• _Aim of the task_:
State how many lines of the records contain the string "LIQUID", and give no other information.

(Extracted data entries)
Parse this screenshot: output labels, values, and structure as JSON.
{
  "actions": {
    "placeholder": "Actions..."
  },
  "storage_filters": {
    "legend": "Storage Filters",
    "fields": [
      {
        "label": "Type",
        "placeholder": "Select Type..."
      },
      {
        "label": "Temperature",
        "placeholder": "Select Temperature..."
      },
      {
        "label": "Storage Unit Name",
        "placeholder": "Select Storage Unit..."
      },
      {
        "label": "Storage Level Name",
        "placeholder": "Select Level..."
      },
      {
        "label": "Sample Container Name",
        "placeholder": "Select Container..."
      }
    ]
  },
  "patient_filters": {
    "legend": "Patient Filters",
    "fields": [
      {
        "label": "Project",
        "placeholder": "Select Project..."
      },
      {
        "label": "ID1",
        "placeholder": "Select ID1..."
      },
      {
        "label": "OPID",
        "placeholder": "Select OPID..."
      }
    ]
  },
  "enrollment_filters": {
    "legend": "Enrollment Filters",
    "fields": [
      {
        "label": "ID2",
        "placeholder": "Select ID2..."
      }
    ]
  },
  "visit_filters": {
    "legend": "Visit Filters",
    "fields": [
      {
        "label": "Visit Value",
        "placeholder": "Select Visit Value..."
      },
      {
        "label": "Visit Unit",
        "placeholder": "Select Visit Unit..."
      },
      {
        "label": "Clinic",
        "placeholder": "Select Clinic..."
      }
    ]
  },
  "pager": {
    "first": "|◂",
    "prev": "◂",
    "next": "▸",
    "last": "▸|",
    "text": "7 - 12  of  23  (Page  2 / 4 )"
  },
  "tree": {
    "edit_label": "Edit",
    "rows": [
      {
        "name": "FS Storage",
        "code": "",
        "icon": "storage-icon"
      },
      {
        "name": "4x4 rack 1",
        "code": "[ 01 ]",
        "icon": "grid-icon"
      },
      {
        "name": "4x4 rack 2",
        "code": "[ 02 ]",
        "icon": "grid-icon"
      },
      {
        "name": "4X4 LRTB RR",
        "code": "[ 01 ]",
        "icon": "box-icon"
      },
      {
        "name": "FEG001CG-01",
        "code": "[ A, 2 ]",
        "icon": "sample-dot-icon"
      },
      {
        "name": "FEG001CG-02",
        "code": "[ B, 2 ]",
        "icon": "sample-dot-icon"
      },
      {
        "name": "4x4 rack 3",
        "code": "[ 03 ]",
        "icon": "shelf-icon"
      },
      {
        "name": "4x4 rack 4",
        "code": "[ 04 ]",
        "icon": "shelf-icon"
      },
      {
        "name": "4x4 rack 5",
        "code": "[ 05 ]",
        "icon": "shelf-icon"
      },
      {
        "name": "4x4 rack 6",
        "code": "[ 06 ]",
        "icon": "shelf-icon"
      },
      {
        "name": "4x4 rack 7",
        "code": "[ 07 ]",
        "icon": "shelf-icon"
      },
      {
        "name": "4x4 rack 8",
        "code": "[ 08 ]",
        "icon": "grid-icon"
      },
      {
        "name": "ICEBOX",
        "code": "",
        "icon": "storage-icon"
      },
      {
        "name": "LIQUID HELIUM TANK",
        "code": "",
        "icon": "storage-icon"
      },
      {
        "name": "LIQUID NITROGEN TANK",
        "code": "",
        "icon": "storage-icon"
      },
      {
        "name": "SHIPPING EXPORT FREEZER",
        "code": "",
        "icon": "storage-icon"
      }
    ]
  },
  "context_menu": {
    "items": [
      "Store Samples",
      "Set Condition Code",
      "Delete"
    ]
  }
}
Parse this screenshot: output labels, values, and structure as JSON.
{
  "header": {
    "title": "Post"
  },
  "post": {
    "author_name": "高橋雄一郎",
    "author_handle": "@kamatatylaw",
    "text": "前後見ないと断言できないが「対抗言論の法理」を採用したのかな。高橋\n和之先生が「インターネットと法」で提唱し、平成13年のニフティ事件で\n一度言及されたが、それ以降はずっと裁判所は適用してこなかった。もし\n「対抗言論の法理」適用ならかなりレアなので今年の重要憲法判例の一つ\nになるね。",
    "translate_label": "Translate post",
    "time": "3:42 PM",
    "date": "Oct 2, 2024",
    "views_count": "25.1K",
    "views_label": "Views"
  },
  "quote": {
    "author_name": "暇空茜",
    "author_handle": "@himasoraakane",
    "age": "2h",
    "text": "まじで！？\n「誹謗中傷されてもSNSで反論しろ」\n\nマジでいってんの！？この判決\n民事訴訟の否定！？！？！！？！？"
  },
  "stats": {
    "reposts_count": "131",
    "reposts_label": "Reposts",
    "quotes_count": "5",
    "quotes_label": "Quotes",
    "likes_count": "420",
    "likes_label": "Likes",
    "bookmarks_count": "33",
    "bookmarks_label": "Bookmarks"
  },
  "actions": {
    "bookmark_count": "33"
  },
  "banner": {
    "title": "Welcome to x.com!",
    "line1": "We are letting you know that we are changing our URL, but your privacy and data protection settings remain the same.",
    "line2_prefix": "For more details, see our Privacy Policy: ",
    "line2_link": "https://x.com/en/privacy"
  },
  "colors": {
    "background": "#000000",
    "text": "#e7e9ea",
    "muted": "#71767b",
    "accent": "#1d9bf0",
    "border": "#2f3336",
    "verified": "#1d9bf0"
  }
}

• _Solution_:
2